A run of records:
____________
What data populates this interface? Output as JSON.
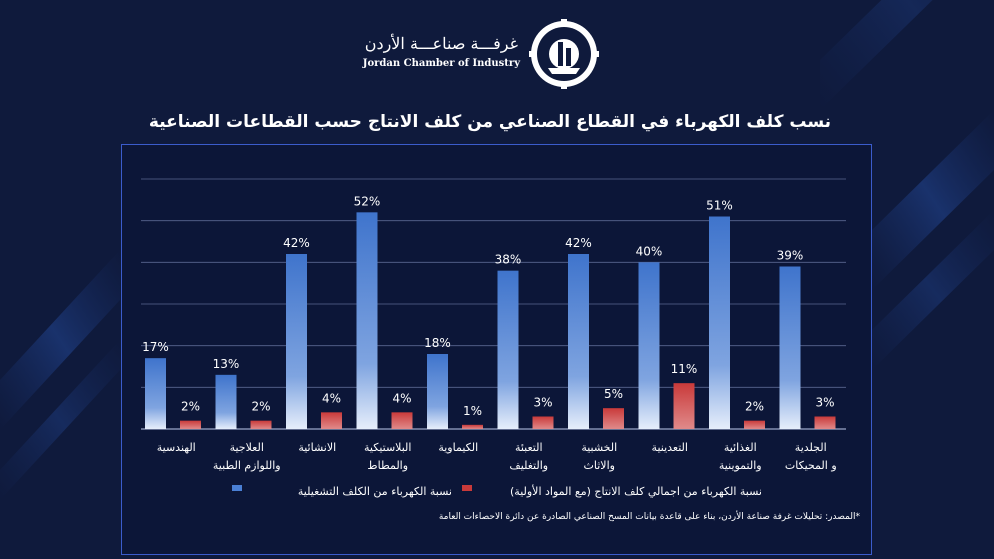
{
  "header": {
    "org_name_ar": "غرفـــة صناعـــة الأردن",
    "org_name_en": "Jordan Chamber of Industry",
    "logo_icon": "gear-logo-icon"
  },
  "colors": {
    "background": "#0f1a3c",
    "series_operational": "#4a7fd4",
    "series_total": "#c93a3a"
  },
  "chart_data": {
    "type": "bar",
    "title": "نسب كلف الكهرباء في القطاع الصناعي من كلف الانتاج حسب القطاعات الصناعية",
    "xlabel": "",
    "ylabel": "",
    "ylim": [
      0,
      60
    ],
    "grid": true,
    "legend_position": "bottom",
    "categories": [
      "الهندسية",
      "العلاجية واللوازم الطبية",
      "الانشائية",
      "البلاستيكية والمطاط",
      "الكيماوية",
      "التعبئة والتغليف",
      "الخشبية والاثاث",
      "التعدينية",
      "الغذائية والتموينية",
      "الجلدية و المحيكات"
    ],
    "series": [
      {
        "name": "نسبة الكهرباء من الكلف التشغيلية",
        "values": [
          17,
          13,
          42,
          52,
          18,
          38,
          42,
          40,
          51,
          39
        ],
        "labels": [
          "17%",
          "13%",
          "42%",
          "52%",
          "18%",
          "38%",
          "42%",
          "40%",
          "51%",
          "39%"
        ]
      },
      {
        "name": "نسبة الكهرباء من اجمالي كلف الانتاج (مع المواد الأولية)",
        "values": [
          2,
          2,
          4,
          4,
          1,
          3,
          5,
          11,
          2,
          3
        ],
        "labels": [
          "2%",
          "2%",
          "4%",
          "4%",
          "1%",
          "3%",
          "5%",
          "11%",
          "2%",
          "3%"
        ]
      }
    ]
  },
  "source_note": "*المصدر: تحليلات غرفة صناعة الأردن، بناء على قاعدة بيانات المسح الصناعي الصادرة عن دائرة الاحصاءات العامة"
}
____________
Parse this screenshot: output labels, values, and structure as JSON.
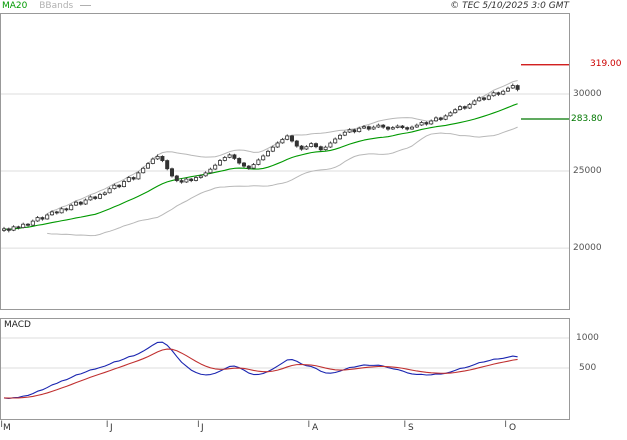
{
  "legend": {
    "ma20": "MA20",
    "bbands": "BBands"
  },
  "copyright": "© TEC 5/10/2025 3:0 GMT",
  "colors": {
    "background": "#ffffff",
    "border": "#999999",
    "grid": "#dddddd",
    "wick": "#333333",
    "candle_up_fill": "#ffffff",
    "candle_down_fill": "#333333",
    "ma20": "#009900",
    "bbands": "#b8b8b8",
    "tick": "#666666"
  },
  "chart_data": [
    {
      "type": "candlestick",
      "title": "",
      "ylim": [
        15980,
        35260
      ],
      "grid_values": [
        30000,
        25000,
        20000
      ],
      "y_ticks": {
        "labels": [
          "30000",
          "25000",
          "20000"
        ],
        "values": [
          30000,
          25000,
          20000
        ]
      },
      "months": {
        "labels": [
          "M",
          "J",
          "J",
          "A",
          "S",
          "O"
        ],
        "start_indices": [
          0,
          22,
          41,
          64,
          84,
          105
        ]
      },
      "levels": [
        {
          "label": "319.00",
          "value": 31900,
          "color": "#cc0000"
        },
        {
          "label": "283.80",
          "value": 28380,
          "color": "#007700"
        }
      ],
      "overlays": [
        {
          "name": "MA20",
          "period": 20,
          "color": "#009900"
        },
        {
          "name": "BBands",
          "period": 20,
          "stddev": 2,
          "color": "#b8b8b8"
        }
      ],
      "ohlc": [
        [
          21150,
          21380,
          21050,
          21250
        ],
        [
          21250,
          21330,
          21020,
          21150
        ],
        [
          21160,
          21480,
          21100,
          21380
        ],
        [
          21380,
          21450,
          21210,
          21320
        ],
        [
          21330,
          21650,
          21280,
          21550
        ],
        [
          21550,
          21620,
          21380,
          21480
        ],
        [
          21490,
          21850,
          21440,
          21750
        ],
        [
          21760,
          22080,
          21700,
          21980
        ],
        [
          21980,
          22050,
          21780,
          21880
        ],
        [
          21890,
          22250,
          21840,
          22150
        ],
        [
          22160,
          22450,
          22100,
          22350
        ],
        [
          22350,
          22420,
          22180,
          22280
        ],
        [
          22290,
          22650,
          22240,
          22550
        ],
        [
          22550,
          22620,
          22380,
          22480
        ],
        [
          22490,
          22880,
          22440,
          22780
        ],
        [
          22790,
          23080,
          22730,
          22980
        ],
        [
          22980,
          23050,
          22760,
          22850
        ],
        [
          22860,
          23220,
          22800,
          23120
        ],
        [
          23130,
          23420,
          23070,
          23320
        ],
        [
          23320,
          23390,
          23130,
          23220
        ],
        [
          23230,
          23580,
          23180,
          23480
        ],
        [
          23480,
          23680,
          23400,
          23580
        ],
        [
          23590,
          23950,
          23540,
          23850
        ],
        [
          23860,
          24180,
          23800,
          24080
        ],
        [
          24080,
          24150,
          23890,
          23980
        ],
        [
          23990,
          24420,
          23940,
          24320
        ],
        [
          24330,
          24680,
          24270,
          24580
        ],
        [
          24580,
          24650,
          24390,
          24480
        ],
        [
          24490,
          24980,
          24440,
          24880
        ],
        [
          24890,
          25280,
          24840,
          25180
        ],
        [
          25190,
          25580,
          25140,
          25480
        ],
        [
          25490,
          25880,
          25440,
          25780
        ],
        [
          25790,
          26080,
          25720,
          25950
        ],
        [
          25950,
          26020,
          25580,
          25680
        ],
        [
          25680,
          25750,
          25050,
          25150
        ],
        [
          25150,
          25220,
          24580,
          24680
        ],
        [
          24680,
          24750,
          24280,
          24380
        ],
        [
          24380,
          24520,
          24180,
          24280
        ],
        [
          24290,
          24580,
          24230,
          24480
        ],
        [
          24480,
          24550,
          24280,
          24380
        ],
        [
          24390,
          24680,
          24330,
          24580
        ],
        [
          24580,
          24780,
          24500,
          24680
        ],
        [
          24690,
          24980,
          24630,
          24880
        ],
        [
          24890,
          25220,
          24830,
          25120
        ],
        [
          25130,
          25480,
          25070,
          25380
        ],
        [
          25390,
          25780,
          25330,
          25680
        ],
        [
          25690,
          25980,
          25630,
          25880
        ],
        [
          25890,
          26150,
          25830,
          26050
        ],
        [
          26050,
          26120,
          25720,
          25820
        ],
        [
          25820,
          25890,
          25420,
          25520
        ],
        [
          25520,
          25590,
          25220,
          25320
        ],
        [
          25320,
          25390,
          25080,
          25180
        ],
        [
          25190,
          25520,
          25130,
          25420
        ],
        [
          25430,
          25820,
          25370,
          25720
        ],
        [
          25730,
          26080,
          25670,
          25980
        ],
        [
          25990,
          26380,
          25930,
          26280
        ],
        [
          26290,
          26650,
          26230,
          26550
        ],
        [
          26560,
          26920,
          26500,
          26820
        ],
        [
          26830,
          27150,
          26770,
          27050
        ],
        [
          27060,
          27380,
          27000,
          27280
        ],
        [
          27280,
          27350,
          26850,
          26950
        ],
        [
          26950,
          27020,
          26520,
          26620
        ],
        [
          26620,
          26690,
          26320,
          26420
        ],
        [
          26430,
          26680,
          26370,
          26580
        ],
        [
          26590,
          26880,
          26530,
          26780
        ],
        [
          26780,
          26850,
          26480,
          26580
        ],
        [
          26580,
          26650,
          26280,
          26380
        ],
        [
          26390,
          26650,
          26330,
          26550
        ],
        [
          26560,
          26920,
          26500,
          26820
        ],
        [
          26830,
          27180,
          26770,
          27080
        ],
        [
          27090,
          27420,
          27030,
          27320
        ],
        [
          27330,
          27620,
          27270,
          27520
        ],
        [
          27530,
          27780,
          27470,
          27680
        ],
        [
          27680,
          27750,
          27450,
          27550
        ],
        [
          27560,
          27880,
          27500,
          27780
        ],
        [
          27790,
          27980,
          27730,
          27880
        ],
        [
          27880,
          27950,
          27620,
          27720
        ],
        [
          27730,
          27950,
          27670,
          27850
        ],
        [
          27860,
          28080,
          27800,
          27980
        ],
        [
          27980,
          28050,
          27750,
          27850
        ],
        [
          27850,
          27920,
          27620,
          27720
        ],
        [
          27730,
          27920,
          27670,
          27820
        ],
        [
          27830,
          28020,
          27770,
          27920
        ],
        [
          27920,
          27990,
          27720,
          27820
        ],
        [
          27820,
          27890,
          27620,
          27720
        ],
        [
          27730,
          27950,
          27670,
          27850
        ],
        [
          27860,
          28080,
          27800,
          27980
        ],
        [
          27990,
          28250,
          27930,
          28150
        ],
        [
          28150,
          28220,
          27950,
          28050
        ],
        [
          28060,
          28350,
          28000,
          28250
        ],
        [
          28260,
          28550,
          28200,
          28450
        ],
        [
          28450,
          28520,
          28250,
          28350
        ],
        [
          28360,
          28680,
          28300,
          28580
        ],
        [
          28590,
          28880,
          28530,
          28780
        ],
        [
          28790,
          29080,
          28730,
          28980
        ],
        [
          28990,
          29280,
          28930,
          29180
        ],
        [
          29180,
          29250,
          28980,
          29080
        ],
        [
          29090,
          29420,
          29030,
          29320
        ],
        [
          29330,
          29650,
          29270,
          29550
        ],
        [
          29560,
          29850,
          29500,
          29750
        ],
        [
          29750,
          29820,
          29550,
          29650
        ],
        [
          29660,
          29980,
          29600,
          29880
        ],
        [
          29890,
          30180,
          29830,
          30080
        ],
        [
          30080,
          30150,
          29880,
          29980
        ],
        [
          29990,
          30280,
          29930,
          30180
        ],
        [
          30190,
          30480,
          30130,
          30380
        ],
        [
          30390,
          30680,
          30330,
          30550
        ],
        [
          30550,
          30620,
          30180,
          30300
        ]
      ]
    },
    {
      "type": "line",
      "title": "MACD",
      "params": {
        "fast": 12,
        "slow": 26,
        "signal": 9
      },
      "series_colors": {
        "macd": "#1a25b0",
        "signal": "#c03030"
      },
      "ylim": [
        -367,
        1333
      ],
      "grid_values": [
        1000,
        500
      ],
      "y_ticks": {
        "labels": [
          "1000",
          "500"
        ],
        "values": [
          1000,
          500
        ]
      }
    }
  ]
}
____________
# Given instruction
Using the records given above, list every line that includes the word "JSON".

# Written answer
What data populates this interface? Output as JSON.
Parse this screenshot: output labels, values, and structure as JSON.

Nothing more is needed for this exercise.